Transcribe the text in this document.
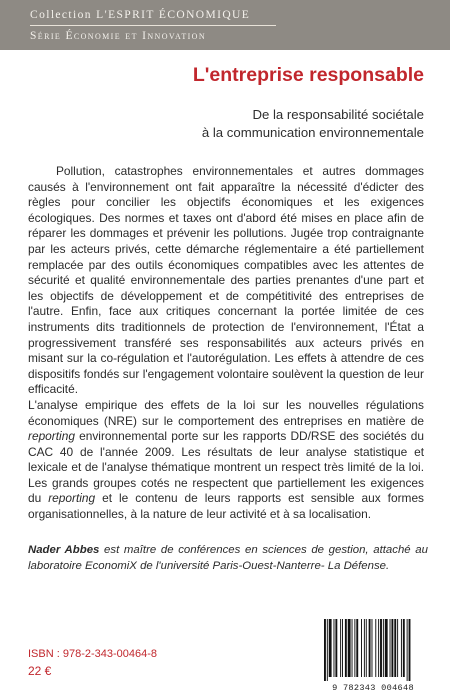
Collection L'ESPRIT ÉCONOMIQUE
Série Économie et Innovation
L'entreprise responsable
De la responsabilité sociétale
à la communication environnementale

Pollution, catastrophes environnementales et autres dommages causés à l'environnement ont fait apparaître la nécessité d'édicter des règles pour concilier les objectifs économiques et les exigences écologiques. Des normes et taxes ont d'abord été mises en place afin de réparer les dommages et prévenir les pollutions. Jugée trop contraignante par les acteurs privés, cette démarche réglementaire a été partiellement remplacée par des outils économiques compatibles avec les attentes de sécurité et qualité environnementale des parties prenantes d'une part et les objectifs de développement et de compétitivité des entreprises de l'autre. Enfin, face aux critiques concernant la portée limitée de ces instruments dits traditionnels de protection de l'environnement, l'État a progressivement transféré ses responsabilités aux acteurs privés en misant sur la co-régulation et l'autorégulation. Les effets à attendre de ces dispositifs fondés sur l'engagement volontaire soulèvent la question de leur efficacité.

L'analyse empirique des effets de la loi sur les nouvelles régulations économiques (NRE) sur le comportement des entreprises en matière de reporting environnemental porte sur les rapports DD/RSE des sociétés du CAC 40 de l'année 2009. Les résultats de leur analyse statistique et lexicale et de l'analyse thématique montrent un respect très limité de la loi. Les grands groupes cotés ne respectent que partiellement les exigences du reporting et le contenu de leurs rapports est sensible aux formes organisationnelles, à la nature de leur activité et à sa localisation.

Nader Abbes est maître de conférences en sciences de gestion, attaché au laboratoire EconomiX de l'université Paris-Ouest-Nanterre- La Défense.
ISBN : 978-2-343-00464-8
22 €
9 782343 004648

──────────

(WHAT YOU SHOULD DO):
Isolate each line of the listing above that includes "leur". Copy it.

(RESULT OF THIS EXERCISE):
Pollution, catastrophes environnementales et autres dommages causés à l'environnement ont fait apparaître la nécessité d'édicter des règles pour concilier les objectifs économiques et les exigences écologiques. Des normes et taxes ont d'abord été mises en place afin de réparer les dommages et prévenir les pollutions. Jugée trop contraignante par les acteurs privés, cette démarche réglementaire a été partiellement remplacée par des outils économiques compatibles avec les attentes de sécurité et qualité environnementale des parties prenantes d'une part et les objectifs de développement et de compétitivité des entreprises de l'autre. Enfin, face aux critiques concernant la portée limitée de ces instruments dits traditionnels de protection de l'environnement, l'État a progressivement transféré ses responsabilités aux acteurs privés en misant sur la co-régulation et l'autorégulation. Les effets à attendre de ces dispositifs fondés sur l'engagement volontaire soulèvent la question de leur efficacité.
L'analyse empirique des effets de la loi sur les nouvelles régulations économiques (NRE) sur le comportement des entreprises en matière de reporting environnemental porte sur les rapports DD/RSE des sociétés du CAC 40 de l'année 2009. Les résultats de leur analyse statistique et lexicale et de l'analyse thématique montrent un respect très limité de la loi. Les grands groupes cotés ne respectent que partiellement les exigences du reporting et le contenu de leurs rapports est sensible aux formes organisationnelles, à la nature de leur activité et à sa localisation.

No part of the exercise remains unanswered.